Written problem.
Which lines include the word "كافة"? Copy each of them.

===== Data provided

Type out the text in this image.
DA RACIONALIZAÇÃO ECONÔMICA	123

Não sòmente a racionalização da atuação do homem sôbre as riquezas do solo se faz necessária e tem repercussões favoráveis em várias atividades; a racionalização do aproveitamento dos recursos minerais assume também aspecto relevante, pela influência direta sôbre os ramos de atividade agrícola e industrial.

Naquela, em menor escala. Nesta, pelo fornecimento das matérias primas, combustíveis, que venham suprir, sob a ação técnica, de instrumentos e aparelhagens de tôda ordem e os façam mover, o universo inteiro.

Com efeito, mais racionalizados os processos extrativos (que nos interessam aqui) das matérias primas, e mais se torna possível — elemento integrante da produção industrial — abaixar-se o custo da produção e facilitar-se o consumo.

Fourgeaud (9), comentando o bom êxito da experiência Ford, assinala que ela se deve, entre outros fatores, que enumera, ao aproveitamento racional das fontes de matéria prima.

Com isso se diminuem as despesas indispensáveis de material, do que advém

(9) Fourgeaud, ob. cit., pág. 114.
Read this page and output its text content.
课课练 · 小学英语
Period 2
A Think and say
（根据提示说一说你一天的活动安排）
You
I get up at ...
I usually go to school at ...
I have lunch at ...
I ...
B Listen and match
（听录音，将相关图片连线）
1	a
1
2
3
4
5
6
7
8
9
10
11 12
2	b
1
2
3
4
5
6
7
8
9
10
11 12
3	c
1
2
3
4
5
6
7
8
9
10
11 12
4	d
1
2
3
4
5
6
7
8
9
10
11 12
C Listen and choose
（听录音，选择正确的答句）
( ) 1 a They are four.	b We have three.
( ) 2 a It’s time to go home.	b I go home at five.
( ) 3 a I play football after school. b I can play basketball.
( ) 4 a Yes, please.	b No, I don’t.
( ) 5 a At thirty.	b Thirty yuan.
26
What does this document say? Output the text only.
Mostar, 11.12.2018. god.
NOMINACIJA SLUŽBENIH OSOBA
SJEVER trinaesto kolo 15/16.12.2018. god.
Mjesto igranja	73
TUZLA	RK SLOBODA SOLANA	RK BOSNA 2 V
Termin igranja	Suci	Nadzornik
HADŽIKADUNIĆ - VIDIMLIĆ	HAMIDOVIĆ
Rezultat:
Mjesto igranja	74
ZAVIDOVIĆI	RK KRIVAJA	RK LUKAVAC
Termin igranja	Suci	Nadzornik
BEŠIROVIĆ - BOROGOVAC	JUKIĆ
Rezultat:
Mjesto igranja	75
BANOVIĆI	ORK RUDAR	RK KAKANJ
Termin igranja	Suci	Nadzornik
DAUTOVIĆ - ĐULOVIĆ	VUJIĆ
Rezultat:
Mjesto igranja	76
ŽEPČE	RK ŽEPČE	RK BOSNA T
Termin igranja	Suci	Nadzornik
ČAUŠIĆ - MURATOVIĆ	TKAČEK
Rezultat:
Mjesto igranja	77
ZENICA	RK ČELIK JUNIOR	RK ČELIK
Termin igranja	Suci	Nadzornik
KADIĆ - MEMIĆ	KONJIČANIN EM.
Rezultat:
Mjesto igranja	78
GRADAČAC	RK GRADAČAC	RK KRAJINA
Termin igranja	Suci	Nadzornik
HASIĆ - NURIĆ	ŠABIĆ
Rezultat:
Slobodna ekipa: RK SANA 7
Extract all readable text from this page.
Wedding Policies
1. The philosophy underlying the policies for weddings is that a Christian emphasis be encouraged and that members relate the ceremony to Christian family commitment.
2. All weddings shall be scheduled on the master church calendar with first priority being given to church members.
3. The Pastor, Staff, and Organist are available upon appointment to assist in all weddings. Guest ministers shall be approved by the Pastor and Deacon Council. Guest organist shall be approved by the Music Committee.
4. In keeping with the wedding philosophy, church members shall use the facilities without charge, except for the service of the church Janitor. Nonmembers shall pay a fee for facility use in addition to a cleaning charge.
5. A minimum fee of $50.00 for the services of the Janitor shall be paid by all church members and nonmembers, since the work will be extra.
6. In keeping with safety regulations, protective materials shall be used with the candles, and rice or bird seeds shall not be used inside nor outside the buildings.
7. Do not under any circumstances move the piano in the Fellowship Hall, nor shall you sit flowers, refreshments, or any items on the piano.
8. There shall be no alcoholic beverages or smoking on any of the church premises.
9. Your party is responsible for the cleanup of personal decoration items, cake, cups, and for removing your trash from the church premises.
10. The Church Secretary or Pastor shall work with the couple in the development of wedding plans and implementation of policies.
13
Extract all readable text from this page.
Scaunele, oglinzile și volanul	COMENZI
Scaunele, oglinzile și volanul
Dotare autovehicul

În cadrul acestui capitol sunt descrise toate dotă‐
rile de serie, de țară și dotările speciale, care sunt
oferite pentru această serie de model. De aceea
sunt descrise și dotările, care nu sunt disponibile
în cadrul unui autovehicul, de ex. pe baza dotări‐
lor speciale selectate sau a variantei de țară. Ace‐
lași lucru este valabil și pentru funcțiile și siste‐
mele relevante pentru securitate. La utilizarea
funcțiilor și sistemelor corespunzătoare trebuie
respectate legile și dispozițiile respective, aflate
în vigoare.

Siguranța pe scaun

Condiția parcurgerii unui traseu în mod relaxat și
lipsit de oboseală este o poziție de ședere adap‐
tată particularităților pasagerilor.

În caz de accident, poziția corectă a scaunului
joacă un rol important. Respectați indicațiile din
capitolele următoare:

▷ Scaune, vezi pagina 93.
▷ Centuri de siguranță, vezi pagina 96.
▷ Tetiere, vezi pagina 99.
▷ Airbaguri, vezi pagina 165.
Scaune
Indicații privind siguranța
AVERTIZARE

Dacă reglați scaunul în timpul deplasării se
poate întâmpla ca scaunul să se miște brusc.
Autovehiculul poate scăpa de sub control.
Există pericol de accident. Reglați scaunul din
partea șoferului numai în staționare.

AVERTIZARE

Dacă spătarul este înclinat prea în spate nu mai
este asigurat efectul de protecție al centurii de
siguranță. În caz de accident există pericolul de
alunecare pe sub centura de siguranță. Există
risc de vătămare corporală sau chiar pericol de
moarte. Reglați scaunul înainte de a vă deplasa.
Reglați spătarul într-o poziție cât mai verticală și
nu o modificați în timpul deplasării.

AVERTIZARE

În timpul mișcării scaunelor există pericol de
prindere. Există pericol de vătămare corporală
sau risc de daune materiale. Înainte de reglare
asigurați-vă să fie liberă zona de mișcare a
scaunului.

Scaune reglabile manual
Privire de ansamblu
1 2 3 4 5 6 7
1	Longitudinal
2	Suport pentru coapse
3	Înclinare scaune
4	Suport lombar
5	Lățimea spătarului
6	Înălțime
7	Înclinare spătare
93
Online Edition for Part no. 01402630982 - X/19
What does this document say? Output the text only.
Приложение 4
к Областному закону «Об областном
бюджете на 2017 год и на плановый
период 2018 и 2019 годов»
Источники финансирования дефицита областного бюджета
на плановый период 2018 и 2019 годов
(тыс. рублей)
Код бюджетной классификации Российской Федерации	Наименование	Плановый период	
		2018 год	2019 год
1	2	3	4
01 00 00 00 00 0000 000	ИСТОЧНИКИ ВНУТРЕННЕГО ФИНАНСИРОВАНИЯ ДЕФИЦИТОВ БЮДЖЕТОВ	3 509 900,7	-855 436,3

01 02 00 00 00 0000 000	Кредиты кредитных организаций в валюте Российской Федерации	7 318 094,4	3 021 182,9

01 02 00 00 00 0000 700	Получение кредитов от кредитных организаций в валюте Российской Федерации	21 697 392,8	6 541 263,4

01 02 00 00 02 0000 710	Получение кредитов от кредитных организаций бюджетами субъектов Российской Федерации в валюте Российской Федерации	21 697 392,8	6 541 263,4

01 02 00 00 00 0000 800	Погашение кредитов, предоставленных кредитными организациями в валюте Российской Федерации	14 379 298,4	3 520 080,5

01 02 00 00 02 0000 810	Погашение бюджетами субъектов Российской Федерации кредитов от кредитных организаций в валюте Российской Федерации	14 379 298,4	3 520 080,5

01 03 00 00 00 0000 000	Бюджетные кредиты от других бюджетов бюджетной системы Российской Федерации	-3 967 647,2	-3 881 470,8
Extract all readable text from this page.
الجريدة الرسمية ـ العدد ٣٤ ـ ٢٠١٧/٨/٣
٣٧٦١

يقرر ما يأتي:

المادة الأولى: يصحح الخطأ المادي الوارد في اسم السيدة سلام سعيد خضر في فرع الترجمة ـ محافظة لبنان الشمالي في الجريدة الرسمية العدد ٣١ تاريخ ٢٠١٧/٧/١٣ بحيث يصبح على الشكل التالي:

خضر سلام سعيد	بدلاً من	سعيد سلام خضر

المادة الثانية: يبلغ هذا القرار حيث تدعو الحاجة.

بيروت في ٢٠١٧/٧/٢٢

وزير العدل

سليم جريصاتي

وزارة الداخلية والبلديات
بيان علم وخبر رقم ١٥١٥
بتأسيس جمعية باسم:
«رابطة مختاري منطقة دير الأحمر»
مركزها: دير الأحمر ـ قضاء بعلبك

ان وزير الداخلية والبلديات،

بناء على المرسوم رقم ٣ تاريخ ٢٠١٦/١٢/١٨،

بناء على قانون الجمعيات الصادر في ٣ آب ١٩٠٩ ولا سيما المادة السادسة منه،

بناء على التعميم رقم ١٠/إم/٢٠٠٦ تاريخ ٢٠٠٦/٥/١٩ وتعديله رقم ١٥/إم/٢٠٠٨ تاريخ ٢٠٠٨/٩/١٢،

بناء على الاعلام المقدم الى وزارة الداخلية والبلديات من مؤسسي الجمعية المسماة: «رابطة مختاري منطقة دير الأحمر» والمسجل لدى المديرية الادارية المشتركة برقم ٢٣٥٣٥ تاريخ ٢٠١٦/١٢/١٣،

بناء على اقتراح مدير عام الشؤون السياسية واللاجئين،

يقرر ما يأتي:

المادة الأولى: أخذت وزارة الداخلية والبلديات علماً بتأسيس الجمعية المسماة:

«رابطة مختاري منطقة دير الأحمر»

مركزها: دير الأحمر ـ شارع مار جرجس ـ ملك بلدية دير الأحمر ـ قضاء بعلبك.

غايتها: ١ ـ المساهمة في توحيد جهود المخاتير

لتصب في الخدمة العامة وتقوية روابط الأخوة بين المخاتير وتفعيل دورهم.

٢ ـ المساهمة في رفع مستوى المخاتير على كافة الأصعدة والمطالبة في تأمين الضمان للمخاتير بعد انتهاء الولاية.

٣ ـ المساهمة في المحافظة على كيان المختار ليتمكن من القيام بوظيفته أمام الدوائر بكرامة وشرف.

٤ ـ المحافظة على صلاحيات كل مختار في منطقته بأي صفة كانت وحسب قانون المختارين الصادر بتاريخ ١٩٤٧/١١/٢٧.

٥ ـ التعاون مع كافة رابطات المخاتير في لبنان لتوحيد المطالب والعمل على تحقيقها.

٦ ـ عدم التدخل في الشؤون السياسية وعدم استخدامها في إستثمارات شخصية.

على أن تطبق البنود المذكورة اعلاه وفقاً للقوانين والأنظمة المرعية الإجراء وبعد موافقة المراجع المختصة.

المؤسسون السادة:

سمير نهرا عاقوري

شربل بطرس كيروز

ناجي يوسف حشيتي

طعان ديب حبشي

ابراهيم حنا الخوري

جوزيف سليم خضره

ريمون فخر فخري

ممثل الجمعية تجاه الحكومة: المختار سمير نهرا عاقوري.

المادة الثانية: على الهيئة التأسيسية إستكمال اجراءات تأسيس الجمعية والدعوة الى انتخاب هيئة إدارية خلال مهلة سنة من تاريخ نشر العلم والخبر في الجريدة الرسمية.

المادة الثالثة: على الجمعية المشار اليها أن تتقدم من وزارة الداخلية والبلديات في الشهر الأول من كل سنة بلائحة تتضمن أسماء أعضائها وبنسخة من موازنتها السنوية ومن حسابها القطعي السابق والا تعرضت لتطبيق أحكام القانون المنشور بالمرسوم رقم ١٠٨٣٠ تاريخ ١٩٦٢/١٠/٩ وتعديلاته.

==========

Solved problem.
٢ ـ المساهمة في رفع مستوى المخاتير على كافة الأصعدة والمطالبة في تأمين الضمان للمخاتير بعد انتهاء الولاية.
٥ ـ التعاون مع كافة رابطات المخاتير في لبنان لتوحيد المطالب والعمل على تحقيقها.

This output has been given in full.